━━━ AVAILABLE DATA

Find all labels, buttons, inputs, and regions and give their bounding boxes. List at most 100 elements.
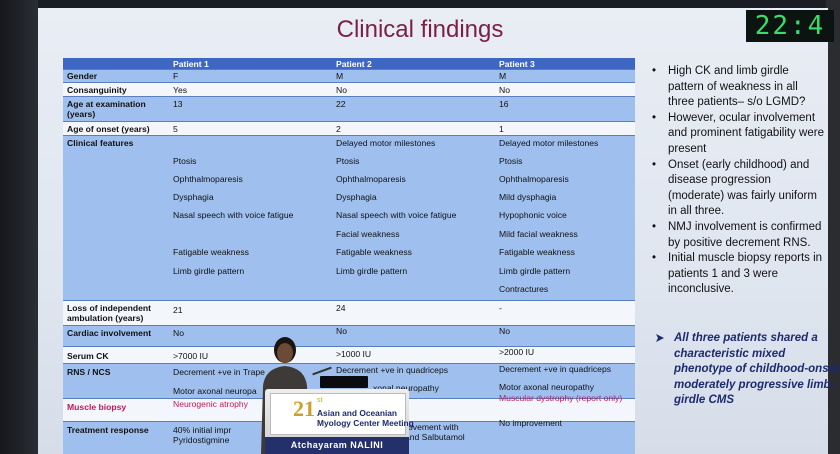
podium-monitor (320, 376, 368, 388)
header-patient-3: Patient 3 (499, 59, 535, 69)
cell-p3: >2000 IU (499, 347, 535, 357)
feature-p2: Fatigable weakness (336, 247, 412, 257)
clinical-findings-table: Patient 1 Patient 2 Patient 3 Gender F M… (63, 58, 635, 454)
bullet-item: Initial muscle biopsy reports in patient… (650, 251, 826, 298)
cell-p1: Pyridostigmine (173, 435, 230, 445)
table-row: Consanguinity Yes No No (63, 83, 635, 97)
meeting-name-line-2: Myology Center Meeting (317, 418, 414, 428)
row-label: Consanguinity (67, 85, 127, 95)
cell-p1: 21 (173, 305, 183, 315)
cell-p3: Decrement +ve in quadriceps (499, 364, 612, 374)
table-header-row: Patient 1 Patient 2 Patient 3 (63, 58, 635, 70)
row-label: Serum CK (67, 351, 109, 361)
feature-p1: Dysphagia (173, 192, 214, 202)
feature-p2: Facial weakness (336, 229, 400, 239)
cell-p2: No (336, 85, 347, 95)
cell-p2: ovement with (408, 422, 459, 432)
timer-display: 22:4 (746, 10, 834, 42)
cell-p2: >1000 IU (336, 349, 372, 359)
cell-p3: No (499, 85, 510, 95)
table-row: Serum CK >7000 IU >1000 IU >2000 IU (63, 347, 635, 364)
cell-p1: 40% initial impr (173, 425, 232, 435)
cell-p3: Motor axonal neuropathy (499, 382, 595, 392)
slide-title: Clinical findings (336, 16, 504, 43)
meeting-suffix: st (317, 397, 323, 404)
bullet-item: NMJ involvement is confirmed by positive… (650, 220, 826, 251)
cell-p3: M (499, 71, 507, 81)
meeting-name-line-1: Asian and Oceanian (317, 408, 398, 418)
feature-p2: Delayed motor milestones (336, 138, 436, 148)
cell-p1: Yes (173, 85, 188, 95)
cell-p2: 24 (336, 303, 346, 313)
cell-p2: 22 (336, 99, 346, 109)
cell-p3: No (499, 326, 510, 336)
feature-p3: Contractures (499, 284, 549, 294)
arrow-bullet-icon (656, 334, 664, 342)
row-label: Cardiac involvement (67, 328, 152, 338)
header-patient-2: Patient 2 (336, 59, 372, 69)
room-wall-right (826, 0, 840, 454)
cell-p3: No improvement (499, 418, 563, 428)
cell-p2: 2 (336, 124, 341, 134)
row-label-biopsy: Muscle biopsy (67, 402, 127, 412)
row-label: Age of onset (years) (67, 124, 150, 134)
cell-p1: F (173, 71, 179, 81)
cell-p2: Decrement +ve in quadriceps (336, 365, 449, 375)
feature-p2: Dysphagia (336, 192, 377, 202)
row-label: RNS / NCS (67, 367, 111, 377)
feature-p2: Ophthalmoparesis (336, 174, 406, 184)
bullet-item: High CK and limb girdle pattern of weakn… (650, 64, 826, 111)
row-label: Treatment response (67, 425, 149, 435)
summary-text: All three patients shared a characterist… (674, 332, 840, 407)
findings-bullet-list: High CK and limb girdle pattern of weakn… (650, 64, 826, 298)
feature-p1: Nasal speech with voice fatigue (173, 210, 294, 220)
feature-p3: Mild facial weakness (499, 229, 578, 239)
summary-statement: All three patients shared a characterist… (654, 331, 840, 409)
table-row: Age of onset (years) 5 2 1 (63, 122, 635, 136)
row-label: Clinical features (67, 138, 134, 148)
feature-p3: Hypophonic voice (499, 210, 567, 220)
feature-p1: Ptosis (173, 156, 197, 166)
feature-p1: Fatigable weakness (173, 247, 249, 257)
cell-p1: Motor axonal neuropa (173, 386, 257, 396)
feature-p3: Delayed motor milestones (499, 138, 599, 148)
cell-p2: No (336, 326, 347, 336)
cell-p1: >7000 IU (173, 351, 209, 361)
cell-p1: Decrement +ve in Trape (173, 367, 265, 377)
room-wall-left (0, 0, 38, 454)
feature-p2: Nasal speech with voice fatigue (336, 210, 457, 220)
feature-p1: Limb girdle pattern (173, 266, 245, 276)
feature-p3: Limb girdle pattern (499, 266, 571, 276)
row-label: Gender (67, 71, 98, 81)
speaker-name-plate: Atchayaram NALINI (265, 437, 409, 454)
feature-p3: Fatigable weakness (499, 247, 575, 257)
cell-p1: No (173, 328, 184, 338)
row-label: Loss of independent ambulation (years) (67, 303, 152, 323)
row-label: Age at examination (years) (67, 99, 146, 119)
cell-p1: 5 (173, 124, 178, 134)
cell-p1: 13 (173, 99, 183, 109)
feature-p2: Limb girdle pattern (336, 266, 408, 276)
podium-logo: 21 st Asian and Oceanian Myology Center … (270, 393, 414, 435)
cell-p3: Muscular dystrophy (report only) (499, 393, 623, 403)
table-row: Age at examination (years) 13 22 16 (63, 97, 635, 122)
header-patient-1: Patient 1 (173, 59, 209, 69)
bullet-item: Onset (early childhood) and disease prog… (650, 158, 826, 220)
podium: 21 st Asian and Oceanian Myology Center … (265, 389, 414, 454)
table-row: Cardiac involvement No No No (63, 326, 635, 347)
cell-p2: xonal neuropathy (373, 383, 439, 393)
cell-p3: 1 (499, 124, 504, 134)
cell-p3: 16 (499, 99, 509, 109)
feature-p3: Mild dysphagia (499, 192, 557, 202)
feature-p3: Ophthalmoparesis (499, 174, 569, 184)
meeting-number: 21 (293, 396, 315, 421)
table-row: Loss of independent ambulation (years) 2… (63, 301, 635, 326)
feature-p3: Ptosis (499, 156, 523, 166)
bullet-item: However, ocular involvement and prominen… (650, 111, 826, 158)
cell-p3: - (499, 303, 502, 313)
cell-p2: ne and Salbutamol (393, 432, 465, 442)
feature-p2: Ptosis (336, 156, 360, 166)
feature-p1: Ophthalmoparesis (173, 174, 243, 184)
cell-p1: Neurogenic atrophy (173, 399, 249, 409)
table-row-clinical-features: Clinical features Ptosis Ophthalmoparesi… (63, 136, 635, 301)
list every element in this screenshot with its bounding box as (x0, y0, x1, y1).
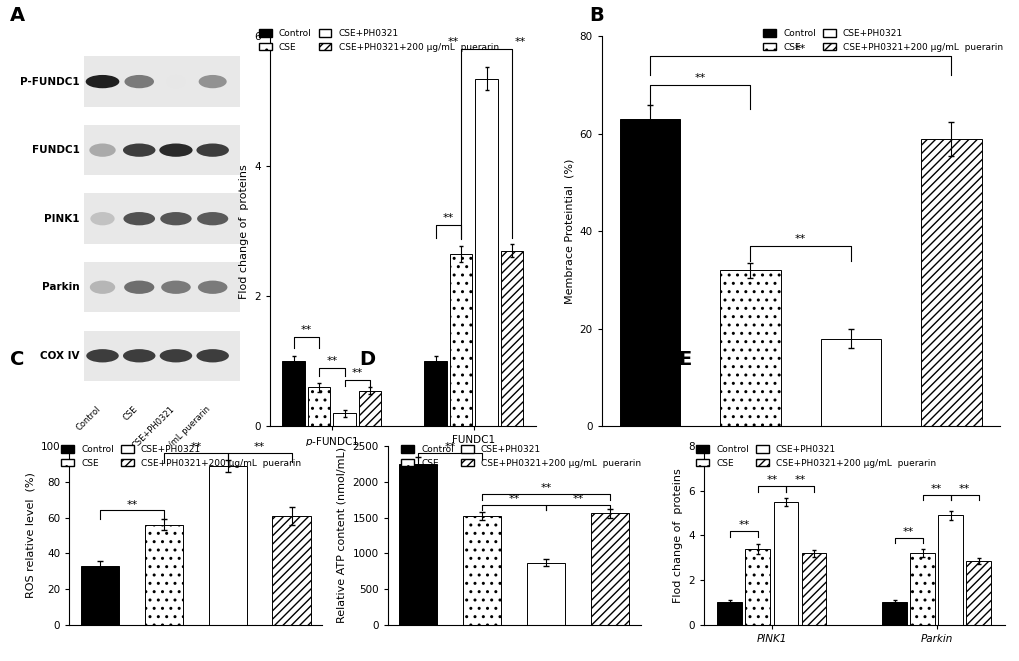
Text: D: D (359, 350, 375, 369)
Bar (881, 602, 906, 625)
Bar (745, 549, 769, 625)
Bar (475, 79, 497, 426)
Ellipse shape (198, 280, 227, 294)
Text: **: ** (352, 368, 363, 377)
Bar (965, 561, 990, 625)
Ellipse shape (159, 143, 193, 157)
Ellipse shape (197, 212, 228, 225)
Ellipse shape (161, 280, 191, 294)
Text: E: E (678, 350, 691, 369)
Y-axis label: Relative ATP content (nmol/mL): Relative ATP content (nmol/mL) (336, 447, 346, 623)
Bar (909, 553, 934, 625)
Bar (272, 516, 311, 625)
Text: **: ** (765, 475, 776, 485)
Ellipse shape (86, 75, 119, 89)
Text: **: ** (126, 500, 138, 510)
Text: **: ** (442, 213, 453, 223)
Bar (209, 466, 247, 625)
Y-axis label: Flod change of  proteins: Flod change of proteins (238, 164, 249, 299)
FancyBboxPatch shape (84, 262, 239, 313)
Text: Parkin: Parkin (42, 282, 79, 292)
Text: **: ** (254, 442, 265, 452)
Ellipse shape (160, 212, 192, 225)
Bar (145, 525, 182, 625)
Ellipse shape (87, 349, 118, 362)
Text: CSE: CSE (121, 404, 139, 422)
Bar (500, 251, 523, 426)
Legend: Control, CSE, CSE+PH0321, CSE+PH0321+200 μg/mL  puerarin: Control, CSE, CSE+PH0321, CSE+PH0321+200… (61, 446, 301, 468)
Y-axis label: Flod change of  proteins: Flod change of proteins (672, 468, 682, 603)
Y-axis label: Membrace Proteintial  (%): Membrace Proteintial (%) (564, 159, 574, 304)
Text: **: ** (507, 494, 520, 504)
Text: **: ** (301, 325, 312, 334)
Legend: Control, CSE, CSE+PH0321, CSE+PH0321+200 μg/mL  puerarin: Control, CSE, CSE+PH0321, CSE+PH0321+200… (400, 446, 641, 468)
Bar (308, 387, 330, 426)
Bar (449, 254, 472, 426)
Bar (719, 270, 780, 426)
Bar (527, 563, 565, 625)
Ellipse shape (197, 349, 228, 362)
FancyBboxPatch shape (84, 125, 239, 175)
Ellipse shape (124, 280, 154, 294)
Ellipse shape (160, 349, 192, 362)
Bar (772, 502, 798, 625)
Bar (463, 516, 500, 625)
Text: **: ** (794, 44, 806, 54)
Text: **: ** (958, 485, 969, 494)
Text: **: ** (447, 38, 459, 48)
Text: A: A (10, 6, 25, 25)
FancyBboxPatch shape (84, 56, 239, 107)
Y-axis label: ROS relative level  (%): ROS relative level (%) (25, 473, 35, 598)
Text: **: ** (326, 356, 337, 366)
Text: C: C (10, 350, 24, 369)
Text: **: ** (694, 73, 705, 83)
Bar (820, 338, 880, 426)
Bar (920, 139, 980, 426)
Text: **: ** (930, 485, 942, 494)
Ellipse shape (91, 212, 114, 225)
Text: **: ** (444, 442, 455, 452)
Text: **: ** (794, 475, 805, 485)
Bar (282, 362, 305, 426)
Bar (333, 413, 356, 426)
Bar (937, 516, 962, 625)
Ellipse shape (123, 349, 155, 362)
Legend: Control, CSE, CSE+PH0321, CSE+PH0321+200 μg/mL  puerarin: Control, CSE, CSE+PH0321, CSE+PH0321+200… (762, 29, 1002, 52)
Text: **: ** (902, 527, 913, 537)
Ellipse shape (123, 212, 155, 225)
Text: **: ** (572, 494, 583, 504)
Legend: Control, CSE, CSE+PH0321, CSE+PH0321+200 μg/mL  puerarin: Control, CSE, CSE+PH0321, CSE+PH0321+200… (696, 446, 935, 468)
Text: PINK1: PINK1 (44, 214, 79, 223)
Bar (81, 566, 119, 625)
Bar (801, 553, 825, 625)
Ellipse shape (123, 143, 155, 157)
Text: B: B (589, 6, 603, 25)
Text: CSE+PH0321: CSE+PH0321 (130, 404, 175, 450)
Ellipse shape (166, 75, 185, 89)
Bar (620, 119, 680, 426)
Ellipse shape (199, 75, 226, 89)
Text: **: ** (190, 442, 202, 452)
Text: **: ** (738, 520, 749, 530)
FancyBboxPatch shape (84, 330, 239, 381)
Text: FUNDC1: FUNDC1 (32, 145, 79, 155)
Text: COX IV: COX IV (40, 351, 79, 361)
Ellipse shape (90, 280, 115, 294)
Bar (424, 362, 446, 426)
Text: P-FUNDC1: P-FUNDC1 (20, 77, 79, 87)
Legend: Control, CSE, CSE+PH0321, CSE+PH0321+200 μg/mL  puerarin: Control, CSE, CSE+PH0321, CSE+PH0321+200… (259, 29, 498, 52)
Bar (359, 391, 381, 426)
Text: Control: Control (74, 404, 102, 432)
Text: CSE+PH0321+200 μg/mL puerarin: CSE+PH0321+200 μg/mL puerarin (103, 404, 212, 514)
Ellipse shape (90, 143, 115, 157)
Text: **: ** (794, 234, 806, 244)
Ellipse shape (124, 75, 154, 89)
Bar (590, 514, 629, 625)
Ellipse shape (197, 143, 228, 157)
Bar (716, 602, 742, 625)
Text: **: ** (514, 38, 525, 48)
Bar (398, 464, 437, 625)
FancyBboxPatch shape (84, 194, 239, 244)
Text: **: ** (540, 483, 551, 493)
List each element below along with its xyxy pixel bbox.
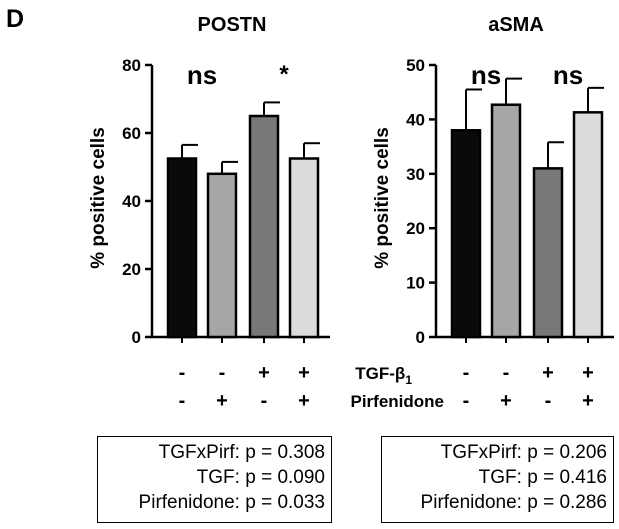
right-bar-3 [572,111,604,339]
right-chart-title: aSMA [488,14,544,36]
left-tgf-sign-0: - [179,362,186,384]
left-y-tick-label-4: 80 [122,56,141,75]
left-pirf-sign-2: - [261,390,268,412]
right-pirf-sign-0: - [463,390,470,412]
left-y-tick-label-3: 60 [122,124,141,143]
left-stats-box: TGFxPirf: p = 0.308 TGF: p = 0.090 Pirfe… [97,436,332,523]
left-stat-tgf: TGF: p = 0.090 [196,467,325,488]
right-y-axis-label: % positive cells [372,127,393,269]
right-tgf-sign-3: + [582,362,594,384]
right-stats-box: TGFxPirf: p = 0.206 TGF: p = 0.416 Pirfe… [381,436,614,523]
right-y-tick-label-3: 30 [406,165,425,184]
left-pirf-sign-1: + [216,390,228,412]
left-tgf-sign-3: + [298,362,310,384]
right-y-tick-label-5: 50 [406,56,425,75]
right-stat-interaction: TGFxPirf: p = 0.206 [440,442,607,463]
right-bar-2 [532,167,564,339]
right-pirf-sign-1: + [500,390,512,412]
right-y-tick-label-4: 40 [406,110,425,129]
left-y-tick-label-0: 0 [132,328,141,347]
right-bar-chart: 0 10 20 30 40 50 ns ns - - + + - + - + [406,56,614,412]
left-bar-3 [288,157,320,339]
left-chart-title: POSTN [198,14,267,36]
left-y-tick-label-1: 20 [122,260,141,279]
left-pirf-sign-0: - [179,390,186,412]
right-pirf-sign-3: + [582,390,594,412]
left-bar-2 [248,114,280,339]
right-bar-1 [490,103,522,339]
left-stat-interaction: TGFxPirf: p = 0.308 [158,442,325,463]
left-significance-1: * [279,61,289,88]
right-stat-tgf: TGF: p = 0.416 [478,467,607,488]
left-y-axis-label: % positive cells [88,127,109,269]
panel-label: D [6,5,24,33]
left-bar-0 [166,157,198,339]
right-y-tick-label-1: 10 [406,274,425,293]
left-tgf-sign-2: + [258,362,270,384]
right-bar-0 [450,129,482,339]
tgf-row-label: TGF-β1 [355,364,412,387]
pirfenidone-row-label: Pirfenidone [350,392,444,411]
right-y-tick-label-2: 20 [406,219,425,238]
right-y-tick-label-0: 0 [416,328,425,347]
left-bar-chart: 0 20 40 60 80 ns * - - + + - + - + [122,56,330,412]
right-stat-pirfenidone: Pirfenidone: p = 0.286 [420,492,607,513]
left-stat-pirfenidone: Pirfenidone: p = 0.033 [138,492,325,513]
left-significance-0: ns [187,60,217,90]
left-pirf-sign-3: + [298,390,310,412]
right-significance-1: ns [553,60,583,90]
right-pirf-sign-2: - [545,390,552,412]
right-tgf-sign-2: + [542,362,554,384]
right-tgf-sign-0: - [463,362,470,384]
right-significance-0: ns [471,60,501,90]
left-tgf-sign-1: - [219,362,226,384]
left-y-tick-label-2: 40 [122,192,141,211]
right-tgf-sign-1: - [503,362,510,384]
left-bar-1 [206,172,238,339]
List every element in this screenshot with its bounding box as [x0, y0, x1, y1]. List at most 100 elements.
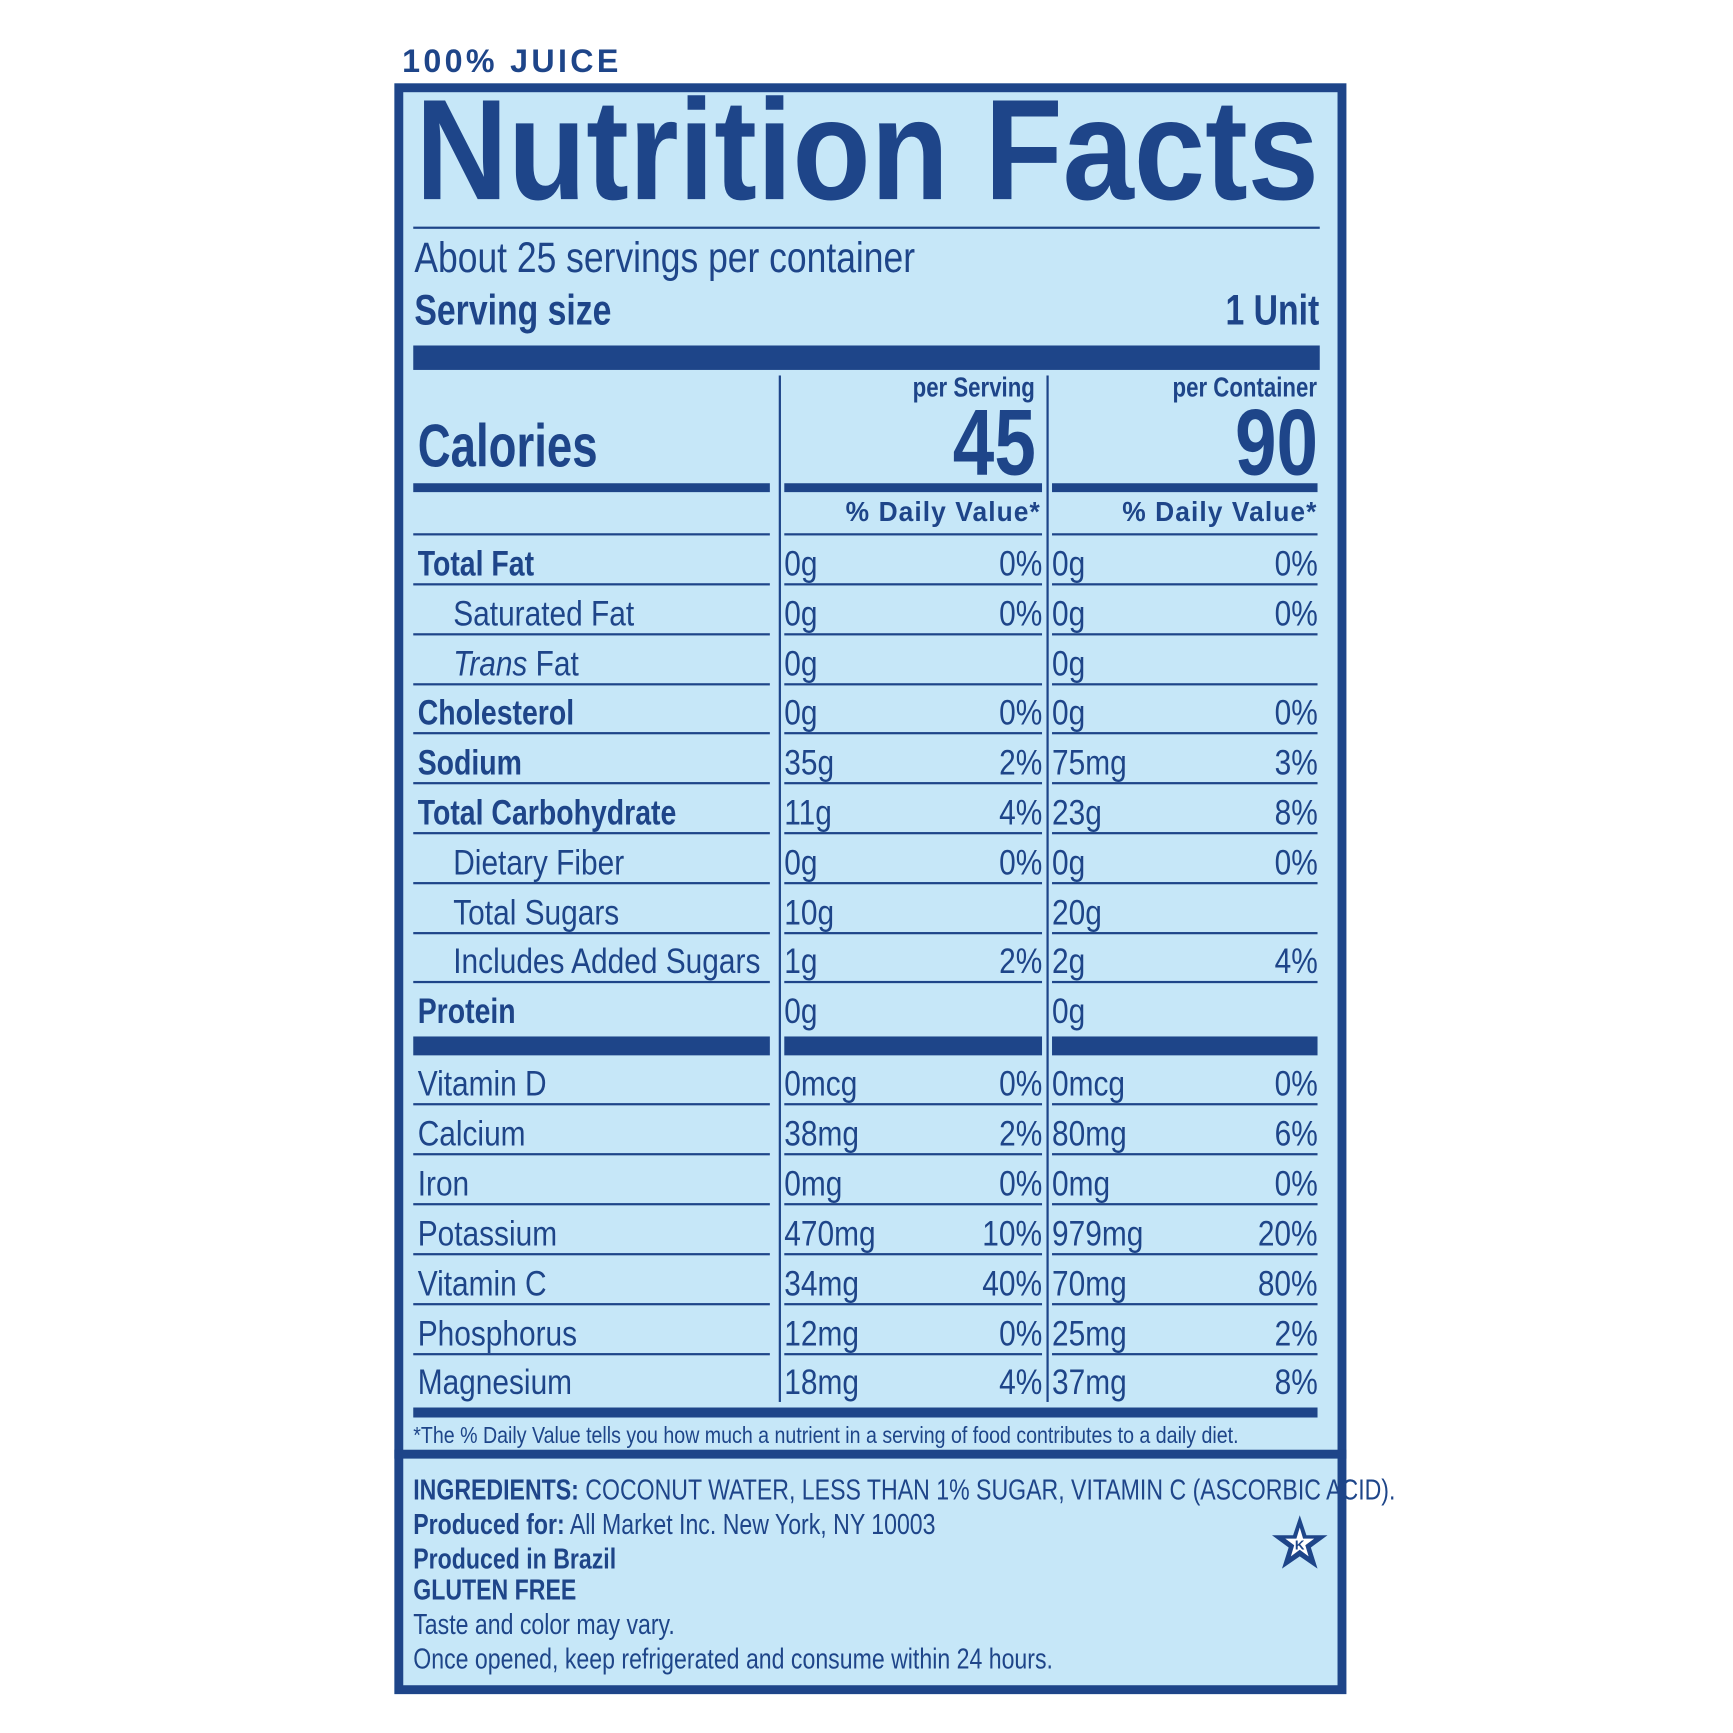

━━━━━━

#### WHAT IS REQUIRED:
Where a line of the material holds the word "bounding", copy that line.

#### RESPONSE:
Find all labels, buttons, inputs, and regions and give their bounding boxes. List at most 100 elements.
list every element in this screenshot with its bounding box as (x0, y0, x1, y1).
List every element in this screenshot with its bounding box as [x0, y0, x1, y1]. List at most 100 elements.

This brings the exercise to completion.